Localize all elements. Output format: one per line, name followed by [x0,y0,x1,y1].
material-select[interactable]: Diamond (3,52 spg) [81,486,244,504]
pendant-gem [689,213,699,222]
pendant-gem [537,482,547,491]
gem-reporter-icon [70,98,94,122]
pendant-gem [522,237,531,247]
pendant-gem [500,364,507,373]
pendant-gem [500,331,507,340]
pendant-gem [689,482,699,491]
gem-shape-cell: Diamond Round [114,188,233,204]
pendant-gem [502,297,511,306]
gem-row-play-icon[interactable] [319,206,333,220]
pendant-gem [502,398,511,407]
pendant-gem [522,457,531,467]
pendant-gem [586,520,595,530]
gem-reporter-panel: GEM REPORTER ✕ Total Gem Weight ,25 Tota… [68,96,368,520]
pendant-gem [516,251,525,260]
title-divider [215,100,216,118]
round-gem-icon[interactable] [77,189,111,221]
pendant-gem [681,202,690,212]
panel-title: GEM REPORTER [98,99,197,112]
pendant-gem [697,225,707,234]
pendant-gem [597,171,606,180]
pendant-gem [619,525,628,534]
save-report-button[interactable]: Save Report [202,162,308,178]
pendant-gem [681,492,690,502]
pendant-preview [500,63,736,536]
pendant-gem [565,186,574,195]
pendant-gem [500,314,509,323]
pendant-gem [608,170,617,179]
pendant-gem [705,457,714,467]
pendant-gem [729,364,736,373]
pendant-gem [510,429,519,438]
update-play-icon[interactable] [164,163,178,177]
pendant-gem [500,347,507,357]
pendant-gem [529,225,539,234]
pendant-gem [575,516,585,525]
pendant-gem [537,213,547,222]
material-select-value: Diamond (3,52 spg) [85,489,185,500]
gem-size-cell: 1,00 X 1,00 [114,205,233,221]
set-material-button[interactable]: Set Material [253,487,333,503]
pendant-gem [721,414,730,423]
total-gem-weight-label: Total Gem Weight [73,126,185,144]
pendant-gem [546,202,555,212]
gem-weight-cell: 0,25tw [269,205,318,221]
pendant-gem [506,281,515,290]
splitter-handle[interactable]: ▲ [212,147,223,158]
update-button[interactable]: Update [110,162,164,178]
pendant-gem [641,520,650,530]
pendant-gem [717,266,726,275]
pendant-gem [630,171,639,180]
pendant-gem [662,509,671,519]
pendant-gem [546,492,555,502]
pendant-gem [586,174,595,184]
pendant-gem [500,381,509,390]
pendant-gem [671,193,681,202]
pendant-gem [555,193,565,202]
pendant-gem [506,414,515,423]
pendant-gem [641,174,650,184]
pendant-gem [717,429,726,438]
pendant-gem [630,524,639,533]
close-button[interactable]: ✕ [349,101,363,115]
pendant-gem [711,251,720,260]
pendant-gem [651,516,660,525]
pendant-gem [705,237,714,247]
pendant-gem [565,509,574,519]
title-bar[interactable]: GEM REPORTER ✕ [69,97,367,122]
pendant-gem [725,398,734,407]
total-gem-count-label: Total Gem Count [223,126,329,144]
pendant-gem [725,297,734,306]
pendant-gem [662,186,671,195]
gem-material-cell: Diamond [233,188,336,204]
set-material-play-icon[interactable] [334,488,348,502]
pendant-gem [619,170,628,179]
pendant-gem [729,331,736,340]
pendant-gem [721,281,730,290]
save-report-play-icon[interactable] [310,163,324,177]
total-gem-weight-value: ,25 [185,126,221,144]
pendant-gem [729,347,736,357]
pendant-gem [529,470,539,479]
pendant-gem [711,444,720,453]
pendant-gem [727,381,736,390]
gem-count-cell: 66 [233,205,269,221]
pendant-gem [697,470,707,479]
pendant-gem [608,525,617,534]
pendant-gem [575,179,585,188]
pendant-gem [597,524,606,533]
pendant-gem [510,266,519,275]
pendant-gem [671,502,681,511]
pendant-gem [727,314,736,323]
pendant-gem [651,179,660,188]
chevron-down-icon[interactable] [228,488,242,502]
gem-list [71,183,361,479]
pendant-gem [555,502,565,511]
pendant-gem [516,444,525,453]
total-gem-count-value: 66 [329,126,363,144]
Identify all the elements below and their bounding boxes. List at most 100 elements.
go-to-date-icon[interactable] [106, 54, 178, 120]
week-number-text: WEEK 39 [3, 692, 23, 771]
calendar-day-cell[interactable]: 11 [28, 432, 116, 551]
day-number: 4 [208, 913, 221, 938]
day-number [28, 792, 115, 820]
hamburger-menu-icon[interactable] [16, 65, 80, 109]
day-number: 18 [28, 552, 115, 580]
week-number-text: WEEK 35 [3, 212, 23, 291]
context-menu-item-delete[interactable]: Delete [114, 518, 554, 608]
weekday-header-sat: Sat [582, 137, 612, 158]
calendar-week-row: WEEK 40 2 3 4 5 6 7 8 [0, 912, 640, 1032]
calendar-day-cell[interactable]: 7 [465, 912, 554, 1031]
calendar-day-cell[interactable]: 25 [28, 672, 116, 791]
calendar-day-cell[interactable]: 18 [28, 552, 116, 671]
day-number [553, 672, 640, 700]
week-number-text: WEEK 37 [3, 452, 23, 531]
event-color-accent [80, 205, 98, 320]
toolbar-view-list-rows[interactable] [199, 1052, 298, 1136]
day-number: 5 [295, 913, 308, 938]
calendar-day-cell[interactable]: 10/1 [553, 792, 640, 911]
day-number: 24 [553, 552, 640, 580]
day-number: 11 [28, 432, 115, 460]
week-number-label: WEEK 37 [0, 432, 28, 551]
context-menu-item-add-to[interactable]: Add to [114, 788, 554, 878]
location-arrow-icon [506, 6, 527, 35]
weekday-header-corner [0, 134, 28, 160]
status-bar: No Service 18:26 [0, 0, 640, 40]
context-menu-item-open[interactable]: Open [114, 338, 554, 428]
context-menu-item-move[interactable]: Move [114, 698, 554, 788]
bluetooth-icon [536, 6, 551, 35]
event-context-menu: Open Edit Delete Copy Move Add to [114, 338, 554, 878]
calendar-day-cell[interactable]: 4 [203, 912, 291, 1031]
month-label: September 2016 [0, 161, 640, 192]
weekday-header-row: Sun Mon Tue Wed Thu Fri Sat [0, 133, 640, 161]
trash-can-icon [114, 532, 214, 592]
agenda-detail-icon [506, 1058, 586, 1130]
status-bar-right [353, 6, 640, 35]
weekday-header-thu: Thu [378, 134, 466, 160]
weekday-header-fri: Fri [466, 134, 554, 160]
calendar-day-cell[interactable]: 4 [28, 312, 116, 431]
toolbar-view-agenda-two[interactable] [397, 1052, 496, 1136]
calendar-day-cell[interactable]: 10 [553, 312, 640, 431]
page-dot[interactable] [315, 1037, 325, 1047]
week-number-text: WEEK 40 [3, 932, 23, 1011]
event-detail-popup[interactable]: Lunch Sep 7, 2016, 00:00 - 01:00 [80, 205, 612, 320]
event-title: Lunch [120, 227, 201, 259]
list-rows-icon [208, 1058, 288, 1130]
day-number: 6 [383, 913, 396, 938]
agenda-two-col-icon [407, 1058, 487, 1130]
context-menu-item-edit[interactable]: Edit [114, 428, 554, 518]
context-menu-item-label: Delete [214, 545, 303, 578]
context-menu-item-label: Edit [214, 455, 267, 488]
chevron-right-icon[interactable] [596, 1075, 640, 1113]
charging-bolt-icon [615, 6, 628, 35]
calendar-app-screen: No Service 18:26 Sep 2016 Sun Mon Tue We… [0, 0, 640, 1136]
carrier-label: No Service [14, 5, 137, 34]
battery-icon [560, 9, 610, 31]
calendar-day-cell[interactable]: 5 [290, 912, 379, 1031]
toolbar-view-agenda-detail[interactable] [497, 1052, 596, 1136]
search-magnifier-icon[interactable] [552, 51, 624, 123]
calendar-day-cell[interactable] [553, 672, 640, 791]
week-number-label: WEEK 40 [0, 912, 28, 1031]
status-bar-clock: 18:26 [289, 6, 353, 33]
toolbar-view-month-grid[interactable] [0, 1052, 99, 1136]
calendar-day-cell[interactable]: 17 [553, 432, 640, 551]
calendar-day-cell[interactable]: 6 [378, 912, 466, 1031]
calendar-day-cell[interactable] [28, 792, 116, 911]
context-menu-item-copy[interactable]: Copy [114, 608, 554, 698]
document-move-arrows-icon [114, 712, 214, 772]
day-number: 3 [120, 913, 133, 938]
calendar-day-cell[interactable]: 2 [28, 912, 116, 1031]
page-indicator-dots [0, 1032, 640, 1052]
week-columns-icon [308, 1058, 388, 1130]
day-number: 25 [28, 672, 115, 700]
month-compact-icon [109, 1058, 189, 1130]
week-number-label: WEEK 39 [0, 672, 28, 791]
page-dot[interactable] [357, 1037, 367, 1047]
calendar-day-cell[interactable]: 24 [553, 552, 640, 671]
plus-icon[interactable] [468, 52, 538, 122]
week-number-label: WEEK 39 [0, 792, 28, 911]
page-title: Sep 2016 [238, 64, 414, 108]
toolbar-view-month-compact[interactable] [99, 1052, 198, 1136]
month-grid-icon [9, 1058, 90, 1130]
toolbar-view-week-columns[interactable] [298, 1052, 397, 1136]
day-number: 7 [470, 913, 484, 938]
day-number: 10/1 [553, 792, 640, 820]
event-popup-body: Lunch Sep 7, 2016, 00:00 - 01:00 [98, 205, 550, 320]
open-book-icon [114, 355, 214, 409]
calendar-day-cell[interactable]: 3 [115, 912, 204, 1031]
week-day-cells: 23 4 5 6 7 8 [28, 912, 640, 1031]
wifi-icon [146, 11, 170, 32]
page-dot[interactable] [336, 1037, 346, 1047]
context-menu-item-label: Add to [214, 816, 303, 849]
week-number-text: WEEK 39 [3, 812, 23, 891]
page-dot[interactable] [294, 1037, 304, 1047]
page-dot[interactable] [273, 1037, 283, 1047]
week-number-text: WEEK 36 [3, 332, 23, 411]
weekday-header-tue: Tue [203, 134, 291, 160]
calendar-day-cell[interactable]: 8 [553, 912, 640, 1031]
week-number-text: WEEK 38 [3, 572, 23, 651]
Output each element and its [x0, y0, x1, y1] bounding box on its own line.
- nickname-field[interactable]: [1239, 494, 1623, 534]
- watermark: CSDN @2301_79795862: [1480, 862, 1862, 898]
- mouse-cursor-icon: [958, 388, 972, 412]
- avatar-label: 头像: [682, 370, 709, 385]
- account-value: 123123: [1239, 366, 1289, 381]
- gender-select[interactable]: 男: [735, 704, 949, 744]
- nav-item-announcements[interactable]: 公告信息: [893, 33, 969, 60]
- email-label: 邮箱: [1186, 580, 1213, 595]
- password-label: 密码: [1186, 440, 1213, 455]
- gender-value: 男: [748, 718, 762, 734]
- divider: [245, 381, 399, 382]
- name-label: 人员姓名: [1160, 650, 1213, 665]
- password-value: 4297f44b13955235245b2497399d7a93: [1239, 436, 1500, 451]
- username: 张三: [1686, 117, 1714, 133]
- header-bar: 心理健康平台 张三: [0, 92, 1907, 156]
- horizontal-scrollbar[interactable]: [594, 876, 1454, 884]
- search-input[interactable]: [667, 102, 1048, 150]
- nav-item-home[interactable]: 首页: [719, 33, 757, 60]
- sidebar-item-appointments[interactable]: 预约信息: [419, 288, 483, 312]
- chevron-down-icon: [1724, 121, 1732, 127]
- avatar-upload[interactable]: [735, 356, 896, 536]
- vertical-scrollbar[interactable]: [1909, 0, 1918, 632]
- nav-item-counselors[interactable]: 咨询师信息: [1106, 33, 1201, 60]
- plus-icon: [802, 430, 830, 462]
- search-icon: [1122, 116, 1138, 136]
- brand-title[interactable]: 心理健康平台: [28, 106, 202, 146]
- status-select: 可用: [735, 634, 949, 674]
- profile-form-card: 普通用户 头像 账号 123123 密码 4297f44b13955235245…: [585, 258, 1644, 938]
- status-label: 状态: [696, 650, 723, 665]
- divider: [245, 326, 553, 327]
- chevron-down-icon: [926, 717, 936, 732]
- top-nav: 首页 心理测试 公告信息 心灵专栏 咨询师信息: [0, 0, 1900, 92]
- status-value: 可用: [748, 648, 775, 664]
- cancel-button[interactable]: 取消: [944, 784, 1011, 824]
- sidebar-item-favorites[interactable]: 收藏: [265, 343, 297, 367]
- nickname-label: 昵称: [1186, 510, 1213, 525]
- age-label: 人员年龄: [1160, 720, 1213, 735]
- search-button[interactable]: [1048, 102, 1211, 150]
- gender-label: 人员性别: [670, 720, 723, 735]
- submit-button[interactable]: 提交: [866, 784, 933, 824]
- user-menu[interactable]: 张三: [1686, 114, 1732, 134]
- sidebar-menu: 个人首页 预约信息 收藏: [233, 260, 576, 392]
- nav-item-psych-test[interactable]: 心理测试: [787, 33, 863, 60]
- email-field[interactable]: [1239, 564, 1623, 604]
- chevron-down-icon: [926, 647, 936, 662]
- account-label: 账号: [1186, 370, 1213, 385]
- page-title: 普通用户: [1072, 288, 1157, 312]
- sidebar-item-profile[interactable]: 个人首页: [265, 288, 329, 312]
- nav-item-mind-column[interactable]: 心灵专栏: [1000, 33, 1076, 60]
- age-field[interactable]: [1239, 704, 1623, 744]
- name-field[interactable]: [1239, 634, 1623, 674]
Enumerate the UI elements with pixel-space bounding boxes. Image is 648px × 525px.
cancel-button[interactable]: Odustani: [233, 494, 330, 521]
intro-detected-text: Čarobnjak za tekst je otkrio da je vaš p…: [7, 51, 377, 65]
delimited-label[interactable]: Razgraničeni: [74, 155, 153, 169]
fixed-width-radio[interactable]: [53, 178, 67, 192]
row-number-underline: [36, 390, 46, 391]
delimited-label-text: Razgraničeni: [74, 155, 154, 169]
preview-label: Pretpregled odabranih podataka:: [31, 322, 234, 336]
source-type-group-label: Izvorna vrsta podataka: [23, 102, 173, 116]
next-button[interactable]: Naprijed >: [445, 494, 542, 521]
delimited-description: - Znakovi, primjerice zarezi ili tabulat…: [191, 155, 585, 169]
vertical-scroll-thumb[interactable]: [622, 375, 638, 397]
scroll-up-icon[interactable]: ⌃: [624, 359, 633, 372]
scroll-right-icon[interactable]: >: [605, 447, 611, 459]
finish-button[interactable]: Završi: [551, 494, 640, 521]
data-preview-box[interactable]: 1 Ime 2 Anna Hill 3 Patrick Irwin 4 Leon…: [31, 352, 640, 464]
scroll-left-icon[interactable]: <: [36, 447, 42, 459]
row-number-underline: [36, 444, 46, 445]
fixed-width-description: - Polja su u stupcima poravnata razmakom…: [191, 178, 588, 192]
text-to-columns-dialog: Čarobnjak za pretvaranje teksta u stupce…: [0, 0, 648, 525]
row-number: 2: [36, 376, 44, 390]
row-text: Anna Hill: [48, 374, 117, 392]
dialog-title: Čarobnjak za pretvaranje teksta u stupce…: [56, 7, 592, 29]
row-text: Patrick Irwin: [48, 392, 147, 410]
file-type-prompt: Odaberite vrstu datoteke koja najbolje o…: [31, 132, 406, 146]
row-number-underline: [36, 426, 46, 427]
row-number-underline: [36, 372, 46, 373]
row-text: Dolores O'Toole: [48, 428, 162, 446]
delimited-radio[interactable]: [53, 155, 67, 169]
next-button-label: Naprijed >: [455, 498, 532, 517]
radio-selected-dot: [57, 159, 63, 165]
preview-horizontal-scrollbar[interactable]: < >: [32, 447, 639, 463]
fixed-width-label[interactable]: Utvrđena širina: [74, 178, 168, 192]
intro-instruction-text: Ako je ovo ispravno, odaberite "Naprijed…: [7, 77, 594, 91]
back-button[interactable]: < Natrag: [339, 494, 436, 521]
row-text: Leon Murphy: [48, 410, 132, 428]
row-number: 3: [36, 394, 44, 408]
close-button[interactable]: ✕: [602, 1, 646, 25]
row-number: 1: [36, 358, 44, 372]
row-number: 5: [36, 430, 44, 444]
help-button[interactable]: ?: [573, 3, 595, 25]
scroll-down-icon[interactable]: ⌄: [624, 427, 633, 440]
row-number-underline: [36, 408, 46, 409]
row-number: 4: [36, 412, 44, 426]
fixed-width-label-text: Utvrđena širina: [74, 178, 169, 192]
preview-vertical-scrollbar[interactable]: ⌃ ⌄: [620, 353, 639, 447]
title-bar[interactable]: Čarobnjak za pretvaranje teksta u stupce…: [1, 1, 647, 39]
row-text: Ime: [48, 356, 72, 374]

--------------------

목표>
자료의 맨 처음부터 "pendant-gem [619,525,628,534]"가 들어 있는 줄까지, 그 줄을 포함하여 한 글자도 바꾸지 말고 그대로 다시 적으세요.

연습 답안>
Localize all elements. Output format: one per line, name followed by [x0,y0,x1,y1].
material-select[interactable]: Diamond (3,52 spg) [81,486,244,504]
pendant-gem [689,213,699,222]
pendant-gem [537,482,547,491]
gem-reporter-icon [70,98,94,122]
pendant-gem [522,237,531,247]
pendant-gem [500,364,507,373]
pendant-gem [500,331,507,340]
pendant-gem [689,482,699,491]
gem-shape-cell: Diamond Round [114,188,233,204]
pendant-gem [502,297,511,306]
gem-row-play-icon[interactable] [319,206,333,220]
pendant-gem [502,398,511,407]
pendant-gem [522,457,531,467]
pendant-gem [586,520,595,530]
gem-reporter-panel: GEM REPORTER ✕ Total Gem Weight ,25 Tota… [68,96,368,520]
pendant-gem [516,251,525,260]
title-divider [215,100,216,118]
round-gem-icon[interactable] [77,189,111,221]
pendant-gem [681,202,690,212]
panel-title: GEM REPORTER [98,99,197,112]
pendant-gem [697,225,707,234]
pendant-gem [597,171,606,180]
pendant-gem [619,525,628,534]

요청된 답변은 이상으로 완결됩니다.